▸ Given request A: List each team named in the career history of the Chris Eitzmann profile, giving each team only once.

▸ Reading text:
::::
Chris Eitzmann

No. 46
- Position: Tight end

Personal information
- Born: April 1, 1977 Belleville, Kansas, U.S.
- Died: December 29, 2021 (aged 44) Boston, Massachusetts, U.S.
- Height: 6 ft 5 in (1.96 m)
- Weight: 255 lb (116 kg)

Career information
- High school: Chester-Hubbell-Byron (Chester, Nebraska)
- College: Harvard (1995–1999)
- NFL draft: 2000: undrafted

Career history
- New England Patriots (2000)*; Green Bay Packers (2000)*; New England Patriots (2000); Cleveland Browns (2001–2002); → Frankfurt Galaxy (2002);
- * Offseason and/or practice squad member only

Awards and highlights
- First-team All-Ivy (1999); First-team Successful Farming farm All-American (1999);

Career NFL statistics
- Games played: 5
- Games started: 1
- Stats at Pro Football Reference

= Chris Eitzmann =

American football player (1977–2021)
::::
▸ Entries supplied:
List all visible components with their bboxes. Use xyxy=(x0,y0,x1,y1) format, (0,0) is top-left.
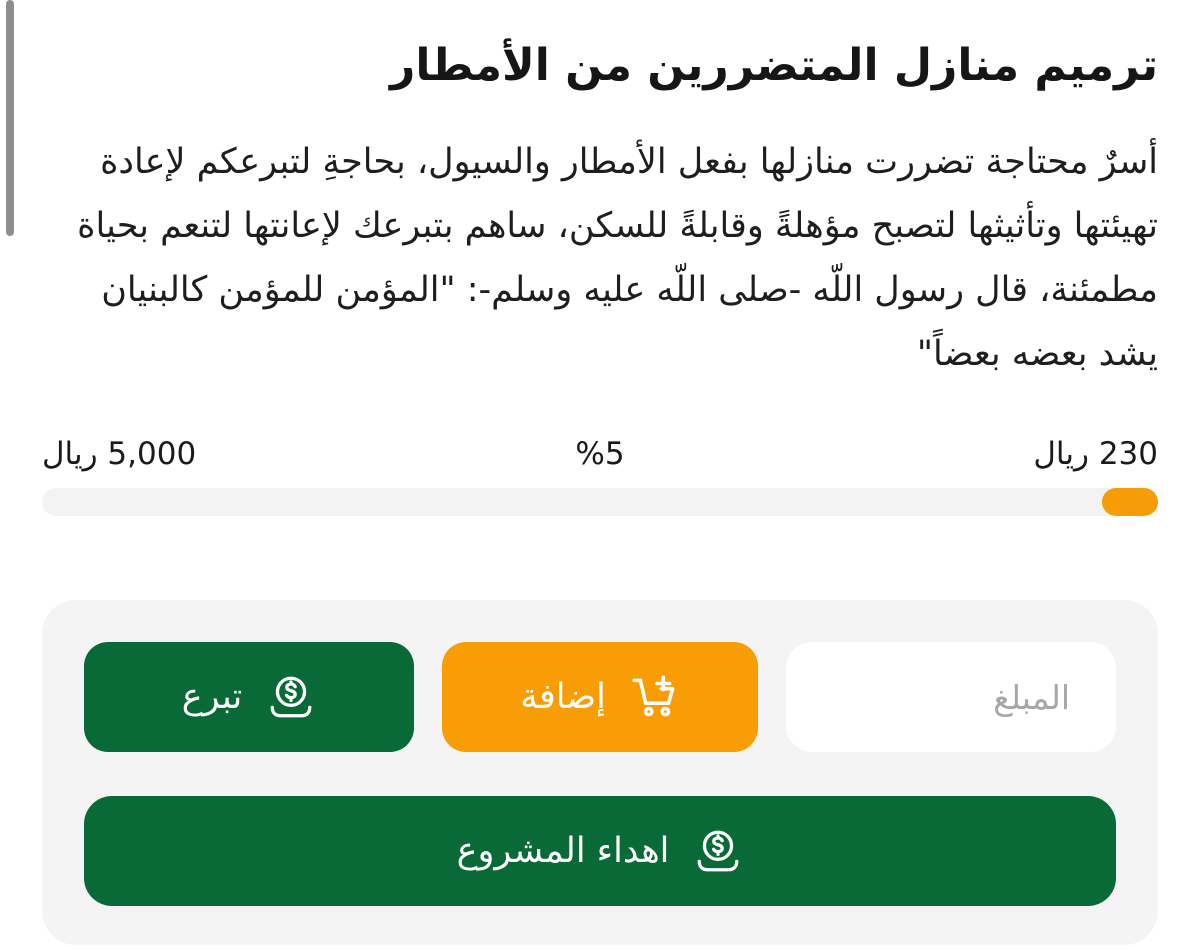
add-to-cart-button[interactable]: إضافة xyxy=(442,642,758,752)
progress-bar xyxy=(42,488,1158,516)
project-title: ترميم منازل المتضررين من الأمطار xyxy=(390,40,1158,91)
project-description: أسرٌ محتاجة تضررت منازلها بفعل الأمطار و… xyxy=(77,142,1158,374)
money-hand-icon xyxy=(693,826,743,876)
cart-add-icon xyxy=(630,672,680,722)
donation-panel: إضافة تبرع اهداء المشروع xyxy=(42,600,1158,945)
page-scrollbar[interactable] xyxy=(6,0,14,236)
donate-button-label: تبرع xyxy=(181,677,243,717)
goal-amount: 5,000 ريال xyxy=(42,436,197,472)
raised-amount: 230 ريال xyxy=(1033,436,1158,472)
gift-button-label: اهداء المشروع xyxy=(456,831,670,871)
donate-button[interactable]: تبرع xyxy=(84,642,414,752)
progress-bar-fill xyxy=(1102,488,1158,516)
money-hand-icon xyxy=(266,672,316,722)
donation-stats: 230 ريال %5 5,000 ريال xyxy=(42,426,1158,482)
progress-percent: %5 xyxy=(575,436,625,472)
amount-input[interactable] xyxy=(786,642,1116,752)
gift-project-button[interactable]: اهداء المشروع xyxy=(84,796,1116,906)
add-button-label: إضافة xyxy=(520,677,606,717)
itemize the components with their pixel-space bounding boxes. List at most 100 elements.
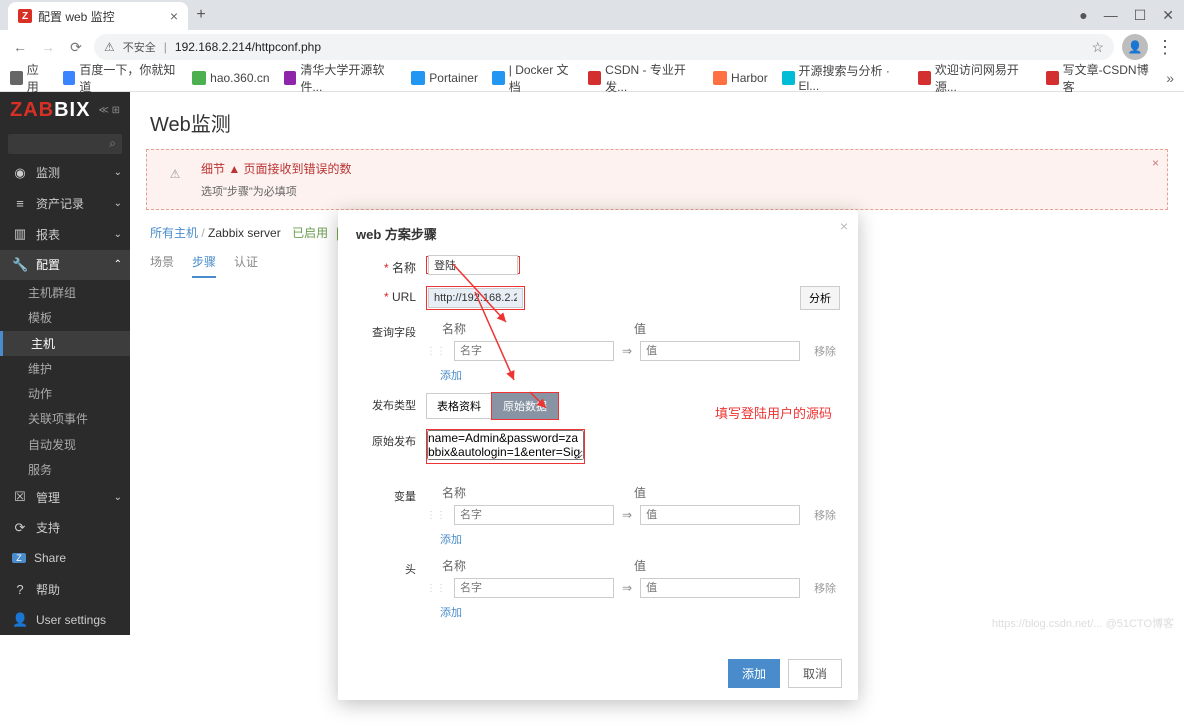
::::
▸ Given request B: Copy the records from their start through the line containing "project-description: أسرٌ محتاجة", with both ends included. Leave out the pictures.

▸ Exercise response A:
New England Patriots
Green Bay Packers
Cleveland Browns
Frankfurt Galaxy

▸ Exercise response B:
List all visible components with their bboxes. Use xyxy=(x0,y0,x1,y1) format, (0,0) is top-left.
add-to-cart-button[interactable]: إضافة xyxy=(442,642,758,752)
progress-bar xyxy=(42,488,1158,516)
project-title: ترميم منازل المتضررين من الأمطار xyxy=(390,40,1158,91)
project-description: أسرٌ محتاجة تضررت منازلها بفعل الأمطار و… xyxy=(77,142,1158,374)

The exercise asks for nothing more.